GIVEN PROBLEM.
Report the count of lines that carry the string "except", and add nothing.

Dataset records
◆ ◆ ◆ ◆ ◆

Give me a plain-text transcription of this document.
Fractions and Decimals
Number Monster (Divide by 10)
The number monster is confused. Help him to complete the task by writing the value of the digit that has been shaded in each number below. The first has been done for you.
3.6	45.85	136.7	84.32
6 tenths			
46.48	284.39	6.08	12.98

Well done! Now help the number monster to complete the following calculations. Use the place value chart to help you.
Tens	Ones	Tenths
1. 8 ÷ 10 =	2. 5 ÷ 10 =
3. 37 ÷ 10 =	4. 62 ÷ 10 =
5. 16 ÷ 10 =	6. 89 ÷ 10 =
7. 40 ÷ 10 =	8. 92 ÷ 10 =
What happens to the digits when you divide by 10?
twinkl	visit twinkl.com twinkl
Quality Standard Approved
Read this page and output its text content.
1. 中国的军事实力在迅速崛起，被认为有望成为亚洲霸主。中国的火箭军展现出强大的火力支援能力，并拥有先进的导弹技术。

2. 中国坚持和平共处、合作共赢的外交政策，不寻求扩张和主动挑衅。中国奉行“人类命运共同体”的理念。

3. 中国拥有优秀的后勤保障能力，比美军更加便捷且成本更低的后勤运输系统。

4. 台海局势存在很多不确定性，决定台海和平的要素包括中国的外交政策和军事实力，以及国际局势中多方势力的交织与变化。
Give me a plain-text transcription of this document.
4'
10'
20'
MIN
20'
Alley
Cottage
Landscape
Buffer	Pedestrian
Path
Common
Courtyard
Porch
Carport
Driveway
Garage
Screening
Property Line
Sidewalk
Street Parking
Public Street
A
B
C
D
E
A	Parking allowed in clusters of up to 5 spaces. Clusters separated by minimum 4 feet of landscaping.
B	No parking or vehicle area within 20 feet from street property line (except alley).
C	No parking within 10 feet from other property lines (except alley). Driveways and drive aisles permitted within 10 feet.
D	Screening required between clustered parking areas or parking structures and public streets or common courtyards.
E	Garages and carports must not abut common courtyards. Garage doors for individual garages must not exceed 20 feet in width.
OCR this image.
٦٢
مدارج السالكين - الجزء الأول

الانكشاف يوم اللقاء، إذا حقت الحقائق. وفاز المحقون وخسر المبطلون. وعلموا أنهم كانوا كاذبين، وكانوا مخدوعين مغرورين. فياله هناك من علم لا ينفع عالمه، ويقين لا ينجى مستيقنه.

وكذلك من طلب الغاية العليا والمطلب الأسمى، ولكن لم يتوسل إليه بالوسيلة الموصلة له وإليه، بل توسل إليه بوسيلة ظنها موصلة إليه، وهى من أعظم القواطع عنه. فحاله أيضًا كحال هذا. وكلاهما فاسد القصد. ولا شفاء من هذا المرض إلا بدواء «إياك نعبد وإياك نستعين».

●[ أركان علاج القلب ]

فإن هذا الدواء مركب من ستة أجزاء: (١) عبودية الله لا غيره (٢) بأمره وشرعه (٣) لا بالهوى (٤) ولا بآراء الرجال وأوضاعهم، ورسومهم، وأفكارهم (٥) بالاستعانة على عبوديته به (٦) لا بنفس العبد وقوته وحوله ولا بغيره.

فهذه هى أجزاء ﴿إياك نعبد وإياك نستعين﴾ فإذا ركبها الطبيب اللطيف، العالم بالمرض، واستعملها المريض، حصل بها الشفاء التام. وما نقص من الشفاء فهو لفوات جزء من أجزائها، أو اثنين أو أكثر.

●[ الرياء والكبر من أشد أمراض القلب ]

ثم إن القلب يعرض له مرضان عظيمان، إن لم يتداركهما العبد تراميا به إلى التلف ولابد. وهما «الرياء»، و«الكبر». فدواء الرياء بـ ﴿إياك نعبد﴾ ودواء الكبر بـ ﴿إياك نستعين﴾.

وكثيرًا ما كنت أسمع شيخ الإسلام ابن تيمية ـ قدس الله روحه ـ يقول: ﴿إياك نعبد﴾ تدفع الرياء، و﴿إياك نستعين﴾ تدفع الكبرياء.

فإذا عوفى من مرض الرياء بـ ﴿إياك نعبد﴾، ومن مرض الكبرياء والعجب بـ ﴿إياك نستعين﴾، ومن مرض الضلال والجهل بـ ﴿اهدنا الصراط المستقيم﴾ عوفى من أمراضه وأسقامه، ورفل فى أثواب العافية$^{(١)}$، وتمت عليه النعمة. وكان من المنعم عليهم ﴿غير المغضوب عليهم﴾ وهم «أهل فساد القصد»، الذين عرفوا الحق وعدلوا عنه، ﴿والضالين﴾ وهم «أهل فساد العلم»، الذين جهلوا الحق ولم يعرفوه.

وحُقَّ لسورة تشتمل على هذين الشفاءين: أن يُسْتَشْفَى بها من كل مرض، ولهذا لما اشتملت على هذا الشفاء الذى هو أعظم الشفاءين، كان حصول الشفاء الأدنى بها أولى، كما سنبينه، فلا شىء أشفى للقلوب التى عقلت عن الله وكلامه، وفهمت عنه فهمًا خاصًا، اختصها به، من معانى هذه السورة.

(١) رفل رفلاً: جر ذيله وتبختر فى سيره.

◆ ◆ ◆ ◆ ◆

REPLY TO THE TASK.
2